Source data:
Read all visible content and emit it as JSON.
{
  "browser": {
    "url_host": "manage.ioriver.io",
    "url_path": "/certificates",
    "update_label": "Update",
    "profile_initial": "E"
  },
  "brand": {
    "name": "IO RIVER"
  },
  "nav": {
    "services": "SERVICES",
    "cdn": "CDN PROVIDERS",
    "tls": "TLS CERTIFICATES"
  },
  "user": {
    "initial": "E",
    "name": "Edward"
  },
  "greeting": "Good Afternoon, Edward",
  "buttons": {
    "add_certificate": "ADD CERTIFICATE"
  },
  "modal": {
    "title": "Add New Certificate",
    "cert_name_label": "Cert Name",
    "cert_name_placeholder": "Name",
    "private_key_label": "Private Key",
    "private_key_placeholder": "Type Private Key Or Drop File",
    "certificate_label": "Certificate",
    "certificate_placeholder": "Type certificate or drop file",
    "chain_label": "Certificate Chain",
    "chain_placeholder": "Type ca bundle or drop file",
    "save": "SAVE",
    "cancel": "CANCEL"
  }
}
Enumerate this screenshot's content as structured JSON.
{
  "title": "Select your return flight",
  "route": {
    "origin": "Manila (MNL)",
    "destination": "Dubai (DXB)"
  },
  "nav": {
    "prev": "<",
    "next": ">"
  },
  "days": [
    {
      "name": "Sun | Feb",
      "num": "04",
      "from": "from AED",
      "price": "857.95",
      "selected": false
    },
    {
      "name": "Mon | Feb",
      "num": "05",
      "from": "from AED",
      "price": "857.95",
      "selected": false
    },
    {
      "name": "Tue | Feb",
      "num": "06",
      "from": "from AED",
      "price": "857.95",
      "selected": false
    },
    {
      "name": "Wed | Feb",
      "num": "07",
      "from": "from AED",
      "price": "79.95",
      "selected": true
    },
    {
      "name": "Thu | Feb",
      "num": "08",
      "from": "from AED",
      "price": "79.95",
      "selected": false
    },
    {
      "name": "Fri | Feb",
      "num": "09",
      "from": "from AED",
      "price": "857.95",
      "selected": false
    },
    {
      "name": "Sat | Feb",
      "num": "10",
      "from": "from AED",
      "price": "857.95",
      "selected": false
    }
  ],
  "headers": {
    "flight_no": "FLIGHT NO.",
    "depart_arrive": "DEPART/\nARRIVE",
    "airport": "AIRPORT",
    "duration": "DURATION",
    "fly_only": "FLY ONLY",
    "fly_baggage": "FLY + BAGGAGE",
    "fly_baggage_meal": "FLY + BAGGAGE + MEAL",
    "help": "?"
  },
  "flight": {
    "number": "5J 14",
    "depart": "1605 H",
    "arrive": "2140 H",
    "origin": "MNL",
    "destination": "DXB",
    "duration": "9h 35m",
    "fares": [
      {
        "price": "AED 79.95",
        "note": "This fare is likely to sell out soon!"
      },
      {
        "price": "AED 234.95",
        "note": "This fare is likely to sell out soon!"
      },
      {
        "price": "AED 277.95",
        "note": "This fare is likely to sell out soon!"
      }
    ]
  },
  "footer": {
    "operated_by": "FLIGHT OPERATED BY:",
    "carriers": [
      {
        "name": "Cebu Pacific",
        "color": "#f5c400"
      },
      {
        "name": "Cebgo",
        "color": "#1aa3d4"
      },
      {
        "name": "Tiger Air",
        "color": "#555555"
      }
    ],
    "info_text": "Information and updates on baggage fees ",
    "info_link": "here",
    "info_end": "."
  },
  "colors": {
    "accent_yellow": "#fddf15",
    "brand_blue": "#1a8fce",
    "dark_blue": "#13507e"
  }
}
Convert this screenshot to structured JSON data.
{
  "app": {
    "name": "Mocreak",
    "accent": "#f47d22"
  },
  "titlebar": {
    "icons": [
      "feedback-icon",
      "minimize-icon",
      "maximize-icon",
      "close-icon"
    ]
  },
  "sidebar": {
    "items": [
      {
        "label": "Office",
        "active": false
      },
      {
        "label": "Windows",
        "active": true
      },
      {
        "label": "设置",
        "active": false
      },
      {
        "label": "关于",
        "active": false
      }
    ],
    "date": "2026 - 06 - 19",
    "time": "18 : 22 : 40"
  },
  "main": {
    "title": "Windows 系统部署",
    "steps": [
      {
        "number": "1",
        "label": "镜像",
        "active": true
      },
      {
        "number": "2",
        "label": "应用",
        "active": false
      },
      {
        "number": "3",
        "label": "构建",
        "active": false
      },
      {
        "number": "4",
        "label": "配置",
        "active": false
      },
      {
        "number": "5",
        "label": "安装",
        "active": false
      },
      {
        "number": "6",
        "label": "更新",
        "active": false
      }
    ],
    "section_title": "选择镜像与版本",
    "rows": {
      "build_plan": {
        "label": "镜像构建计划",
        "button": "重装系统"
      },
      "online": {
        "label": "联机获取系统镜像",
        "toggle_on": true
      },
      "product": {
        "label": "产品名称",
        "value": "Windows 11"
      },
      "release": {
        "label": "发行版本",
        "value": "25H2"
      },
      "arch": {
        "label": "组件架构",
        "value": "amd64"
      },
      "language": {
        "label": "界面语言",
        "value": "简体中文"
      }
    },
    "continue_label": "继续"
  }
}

What to produce:
In the records above, find the lines containing "content" and copy them.

The result:
Read all visible content and emit it as JSON.
Enumerate this screenshot's content as structured JSON.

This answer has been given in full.